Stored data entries
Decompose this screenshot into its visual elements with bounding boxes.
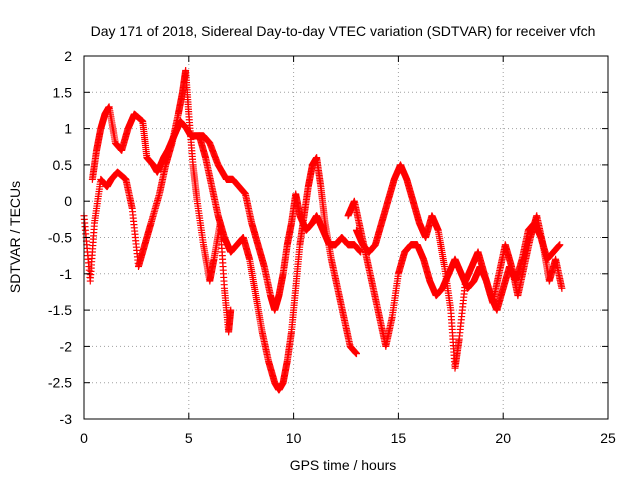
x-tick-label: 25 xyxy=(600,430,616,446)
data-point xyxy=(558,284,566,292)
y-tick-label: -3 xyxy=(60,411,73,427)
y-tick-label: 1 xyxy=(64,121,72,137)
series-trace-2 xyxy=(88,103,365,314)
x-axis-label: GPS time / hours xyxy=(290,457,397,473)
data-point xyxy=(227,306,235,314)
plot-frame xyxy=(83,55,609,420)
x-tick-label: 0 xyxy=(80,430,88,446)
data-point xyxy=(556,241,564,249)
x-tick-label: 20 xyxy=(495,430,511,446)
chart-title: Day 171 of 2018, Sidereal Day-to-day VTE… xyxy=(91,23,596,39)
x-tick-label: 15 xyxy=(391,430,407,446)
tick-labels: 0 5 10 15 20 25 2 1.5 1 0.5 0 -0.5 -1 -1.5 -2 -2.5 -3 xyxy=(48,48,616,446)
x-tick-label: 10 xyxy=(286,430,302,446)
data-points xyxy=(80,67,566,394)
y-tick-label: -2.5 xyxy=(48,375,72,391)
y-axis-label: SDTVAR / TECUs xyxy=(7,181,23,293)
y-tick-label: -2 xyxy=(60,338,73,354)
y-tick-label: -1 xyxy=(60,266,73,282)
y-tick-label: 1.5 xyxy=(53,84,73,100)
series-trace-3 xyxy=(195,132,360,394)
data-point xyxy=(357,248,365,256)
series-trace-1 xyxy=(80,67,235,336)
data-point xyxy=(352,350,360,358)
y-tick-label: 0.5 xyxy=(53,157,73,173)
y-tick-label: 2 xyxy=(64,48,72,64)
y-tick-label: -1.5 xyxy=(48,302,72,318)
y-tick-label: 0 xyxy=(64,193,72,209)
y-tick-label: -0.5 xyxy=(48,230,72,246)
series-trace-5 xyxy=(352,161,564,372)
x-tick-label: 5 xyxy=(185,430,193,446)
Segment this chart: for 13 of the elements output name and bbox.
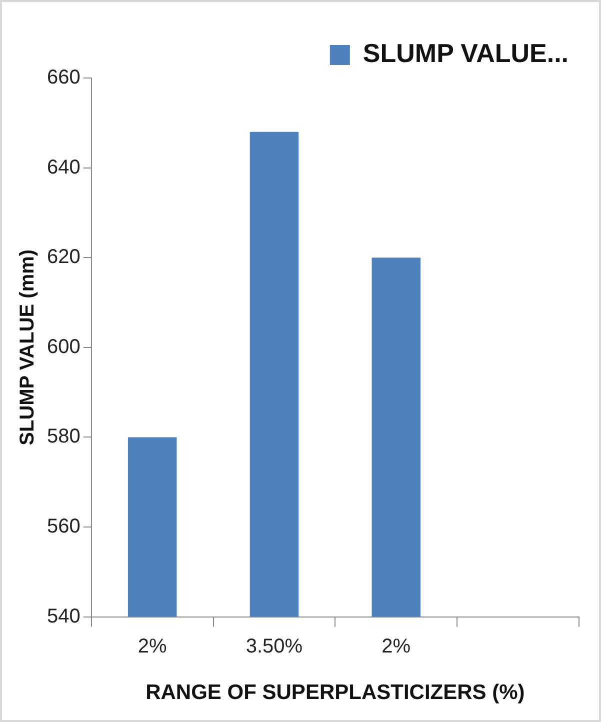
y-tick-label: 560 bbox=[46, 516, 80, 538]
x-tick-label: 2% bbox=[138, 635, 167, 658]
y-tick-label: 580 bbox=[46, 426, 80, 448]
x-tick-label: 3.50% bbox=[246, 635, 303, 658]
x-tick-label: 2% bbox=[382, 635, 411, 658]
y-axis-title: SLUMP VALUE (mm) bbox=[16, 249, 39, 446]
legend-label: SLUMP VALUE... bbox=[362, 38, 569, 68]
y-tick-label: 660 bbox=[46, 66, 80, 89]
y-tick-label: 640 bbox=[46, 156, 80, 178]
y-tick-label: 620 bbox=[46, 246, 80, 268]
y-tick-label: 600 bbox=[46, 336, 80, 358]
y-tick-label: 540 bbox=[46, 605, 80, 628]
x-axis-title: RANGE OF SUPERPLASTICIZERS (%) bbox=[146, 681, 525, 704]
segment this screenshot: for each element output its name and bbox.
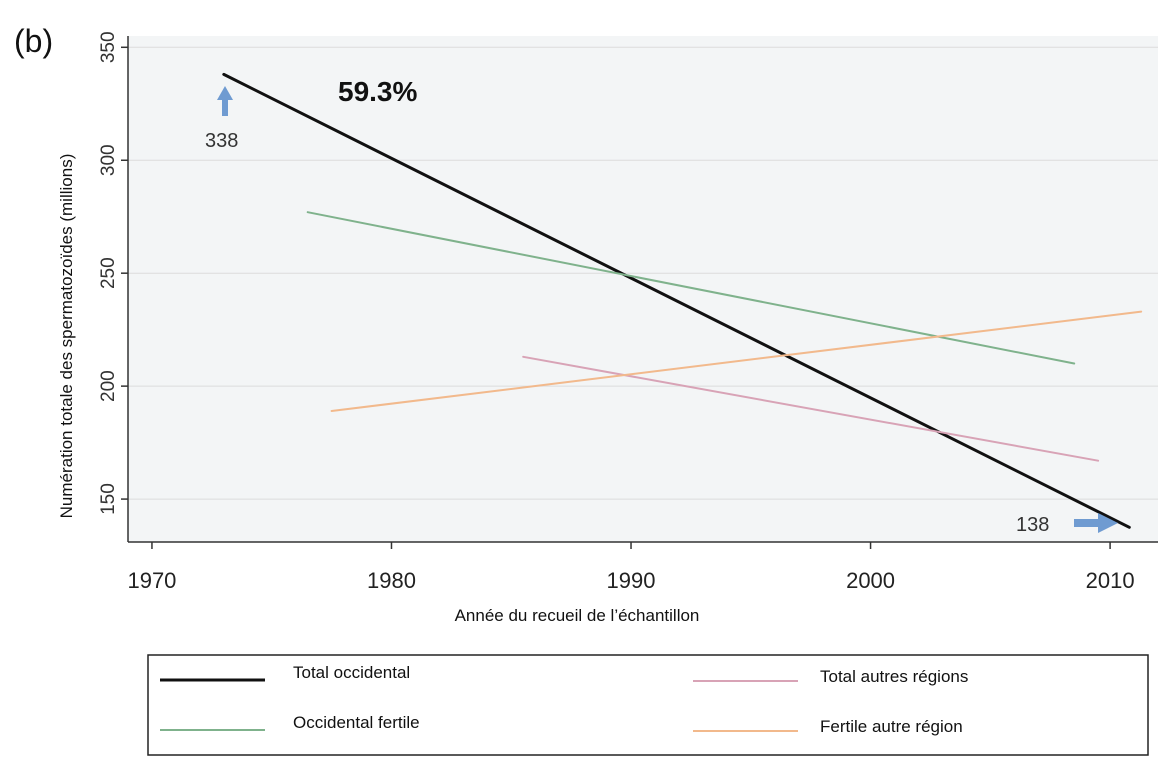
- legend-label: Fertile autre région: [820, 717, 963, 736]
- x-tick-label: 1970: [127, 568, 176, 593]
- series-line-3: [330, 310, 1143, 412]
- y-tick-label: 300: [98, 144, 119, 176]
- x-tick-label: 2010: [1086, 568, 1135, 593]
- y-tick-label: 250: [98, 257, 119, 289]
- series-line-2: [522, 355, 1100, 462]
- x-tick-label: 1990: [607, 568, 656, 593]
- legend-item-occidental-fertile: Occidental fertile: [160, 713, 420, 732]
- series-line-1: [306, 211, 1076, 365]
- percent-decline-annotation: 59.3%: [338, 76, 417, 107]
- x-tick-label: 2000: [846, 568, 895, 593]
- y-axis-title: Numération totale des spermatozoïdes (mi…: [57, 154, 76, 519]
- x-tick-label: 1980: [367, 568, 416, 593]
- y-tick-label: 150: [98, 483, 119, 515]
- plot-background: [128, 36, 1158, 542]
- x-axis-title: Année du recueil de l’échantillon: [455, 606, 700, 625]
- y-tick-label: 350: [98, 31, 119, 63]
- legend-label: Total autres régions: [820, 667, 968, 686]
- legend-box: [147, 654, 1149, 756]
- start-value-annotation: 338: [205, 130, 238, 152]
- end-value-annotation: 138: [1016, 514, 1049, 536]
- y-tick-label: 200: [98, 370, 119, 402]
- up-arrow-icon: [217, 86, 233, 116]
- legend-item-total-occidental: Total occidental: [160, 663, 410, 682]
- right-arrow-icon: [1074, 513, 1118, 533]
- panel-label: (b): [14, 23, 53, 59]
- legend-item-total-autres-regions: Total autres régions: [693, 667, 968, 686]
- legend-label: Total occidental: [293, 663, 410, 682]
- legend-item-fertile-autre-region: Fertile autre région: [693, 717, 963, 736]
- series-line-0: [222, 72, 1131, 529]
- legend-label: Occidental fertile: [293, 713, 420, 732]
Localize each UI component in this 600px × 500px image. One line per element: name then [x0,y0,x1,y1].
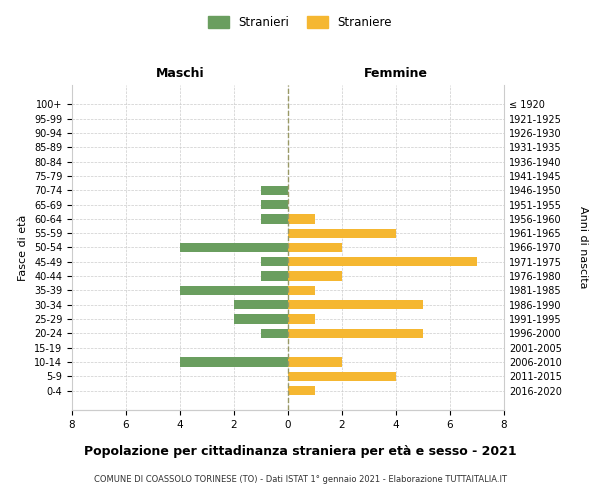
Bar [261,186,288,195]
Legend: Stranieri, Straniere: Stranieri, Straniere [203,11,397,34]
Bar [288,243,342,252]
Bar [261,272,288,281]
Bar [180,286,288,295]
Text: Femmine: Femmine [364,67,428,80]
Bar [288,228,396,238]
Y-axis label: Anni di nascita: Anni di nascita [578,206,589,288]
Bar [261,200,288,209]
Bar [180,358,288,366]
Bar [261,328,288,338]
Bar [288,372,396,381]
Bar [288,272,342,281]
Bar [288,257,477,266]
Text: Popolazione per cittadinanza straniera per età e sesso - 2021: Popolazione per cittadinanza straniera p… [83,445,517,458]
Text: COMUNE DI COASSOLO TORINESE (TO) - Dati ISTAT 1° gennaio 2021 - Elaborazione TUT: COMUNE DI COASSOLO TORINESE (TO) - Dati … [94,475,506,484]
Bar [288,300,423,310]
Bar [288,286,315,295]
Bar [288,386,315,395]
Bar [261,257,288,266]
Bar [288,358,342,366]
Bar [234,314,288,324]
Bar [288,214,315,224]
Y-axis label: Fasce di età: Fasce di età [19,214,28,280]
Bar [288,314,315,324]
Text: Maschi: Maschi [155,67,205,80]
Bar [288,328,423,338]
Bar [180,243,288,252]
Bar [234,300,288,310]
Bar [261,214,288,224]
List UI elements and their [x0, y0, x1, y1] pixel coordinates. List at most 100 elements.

* **Set task**
Write out all of the entries again, replacing each occurrence of "x-tick-label" with "x-axis-tick" and leaving everything else unchanged. Leave the pictures out of your answer.

* **Output of the task**
Decompose this screenshot into its visual elements with bounding boxes.
x-axis-tick: 25 xyxy=(600,430,616,446)
data-point xyxy=(558,284,566,292)
y-tick-label: -3 xyxy=(60,411,73,427)
y-tick-label: 1 xyxy=(64,121,72,137)
series-trace-2 xyxy=(88,103,365,314)
x-axis-label: GPS time / hours xyxy=(290,457,397,473)
data-point xyxy=(227,306,235,314)
plot-frame xyxy=(83,55,609,420)
x-axis-tick: 0 xyxy=(80,430,88,446)
data-point xyxy=(556,241,564,249)
x-axis-tick: 20 xyxy=(495,430,511,446)
chart-title: Day 171 of 2018, Sidereal Day-to-day VTE… xyxy=(91,23,596,39)
x-axis-tick: 15 xyxy=(391,430,407,446)
tick-labels: 0 5 10 15 20 25 2 1.5 1 0.5 0 -0.5 -1 -1.5 -2 -2.5 -3 xyxy=(48,48,616,446)
x-axis-tick: 10 xyxy=(286,430,302,446)
data-points xyxy=(80,67,566,394)
y-tick-label: -2.5 xyxy=(48,375,72,391)
y-axis-label: SDTVAR / TECUs xyxy=(7,181,23,293)
y-tick-label: -2 xyxy=(60,338,73,354)
y-tick-label: -1 xyxy=(60,266,73,282)
y-tick-label: 1.5 xyxy=(53,84,73,100)
series-trace-3 xyxy=(195,132,360,394)
data-point xyxy=(357,248,365,256)
series-trace-1 xyxy=(80,67,235,336)
data-point xyxy=(352,350,360,358)
y-tick-label: 0.5 xyxy=(53,157,73,173)
y-tick-label: 2 xyxy=(64,48,72,64)
y-tick-label: -1.5 xyxy=(48,302,72,318)
y-tick-label: 0 xyxy=(64,193,72,209)
y-tick-label: -0.5 xyxy=(48,230,72,246)
series-trace-5 xyxy=(352,161,564,372)
x-axis-tick: 5 xyxy=(185,430,193,446)
Segment this chart: for 13 of the elements output name and bbox.
y-tick-label: 560 bbox=[46, 516, 80, 538]
x-axis-tick: 2% bbox=[138, 635, 167, 658]
y-tick-label: 580 bbox=[46, 426, 80, 448]
x-axis-tick: 3.50% bbox=[246, 635, 303, 658]
x-axis-tick: 2% bbox=[382, 635, 411, 658]
y-axis-title: SLUMP VALUE (mm) bbox=[16, 249, 39, 446]
legend-label: SLUMP VALUE... bbox=[362, 38, 569, 68]
y-tick-label: 660 bbox=[46, 66, 80, 89]
y-tick-label: 640 bbox=[46, 156, 80, 178]
y-tick-label: 620 bbox=[46, 246, 80, 268]
y-tick-label: 600 bbox=[46, 336, 80, 358]
y-tick-label: 540 bbox=[46, 605, 80, 628]
x-axis-title: RANGE OF SUPERPLASTICIZERS (%) bbox=[146, 681, 525, 704]
segment this screenshot: for each element output its name and bbox.
- legend-label: Fertile autre région: [820, 717, 963, 736]
- x-axis-tick: 1970: [127, 568, 176, 593]
- series-line-3: [330, 310, 1143, 412]
- y-tick-label: 300: [98, 144, 119, 176]
- x-axis-tick: 2010: [1086, 568, 1135, 593]
- y-tick-label: 250: [98, 257, 119, 289]
- series-line-2: [522, 355, 1100, 462]
- x-axis-tick: 1990: [607, 568, 656, 593]
- legend-item-occidental-fertile: Occidental fertile: [160, 713, 420, 732]
- series-line-1: [306, 211, 1076, 365]
- percent-decline-annotation: 59.3%: [338, 76, 417, 107]
- x-axis-tick: 2000: [846, 568, 895, 593]
- y-axis-title: Numération totale des spermatozoïdes (mi…: [57, 154, 76, 519]
- x-axis-tick: 1980: [367, 568, 416, 593]
- y-tick-label: 150: [98, 483, 119, 515]
- plot-background: [128, 36, 1158, 542]
- x-axis-title: Année du recueil de l’échantillon: [455, 606, 700, 625]
- y-tick-label: 350: [98, 31, 119, 63]
- legend-label: Total autres régions: [820, 667, 968, 686]
- legend-box: [147, 654, 1149, 756]
- start-value-annotation: 338: [205, 130, 238, 152]
- end-value-annotation: 138: [1016, 514, 1049, 536]
- y-tick-label: 200: [98, 370, 119, 402]
- up-arrow-icon: [217, 86, 233, 116]
- legend-item-total-occidental: Total occidental: [160, 663, 410, 682]
- right-arrow-icon: [1074, 513, 1118, 533]
- panel-label: (b): [14, 23, 53, 59]
- legend-item-total-autres-regions: Total autres régions: [693, 667, 968, 686]
- legend-label: Total occidental: [293, 663, 410, 682]
- legend-item-fertile-autre-region: Fertile autre région: [693, 717, 963, 736]
- series-line-0: [222, 72, 1131, 529]
- legend-label: Occidental fertile: [293, 713, 420, 732]
Localize each UI component in this 600px × 500px image. One line per element: name then [x0,y0,x1,y1].
Bar [261,186,288,195]
Legend: Stranieri, Straniere: Stranieri, Straniere [203,11,397,34]
Bar [288,243,342,252]
Bar [261,272,288,281]
Bar [180,286,288,295]
Text: Femmine: Femmine [364,67,428,80]
Bar [288,228,396,238]
Y-axis label: Anni di nascita: Anni di nascita [578,206,589,288]
Bar [261,200,288,209]
Bar [180,358,288,366]
Bar [261,328,288,338]
Bar [288,372,396,381]
Bar [288,272,342,281]
Bar [288,257,477,266]
Text: Popolazione per cittadinanza straniera per età e sesso - 2021: Popolazione per cittadinanza straniera p… [83,445,517,458]
Text: COMUNE DI COASSOLO TORINESE (TO) - Dati ISTAT 1° gennaio 2021 - Elaborazione TUT: COMUNE DI COASSOLO TORINESE (TO) - Dati … [94,475,506,484]
Bar [288,300,423,310]
Bar [288,286,315,295]
Bar [288,386,315,395]
Bar [261,257,288,266]
Bar [288,358,342,366]
Bar [234,314,288,324]
Bar [288,214,315,224]
Y-axis label: Fasce di età: Fasce di età [19,214,28,280]
Bar [288,314,315,324]
Text: Maschi: Maschi [155,67,205,80]
Bar [288,328,423,338]
Bar [180,243,288,252]
Bar [234,300,288,310]
Bar [261,214,288,224]
List UI elements and their [x0, y0, x1, y1] pixel coordinates. List at most 100 elements.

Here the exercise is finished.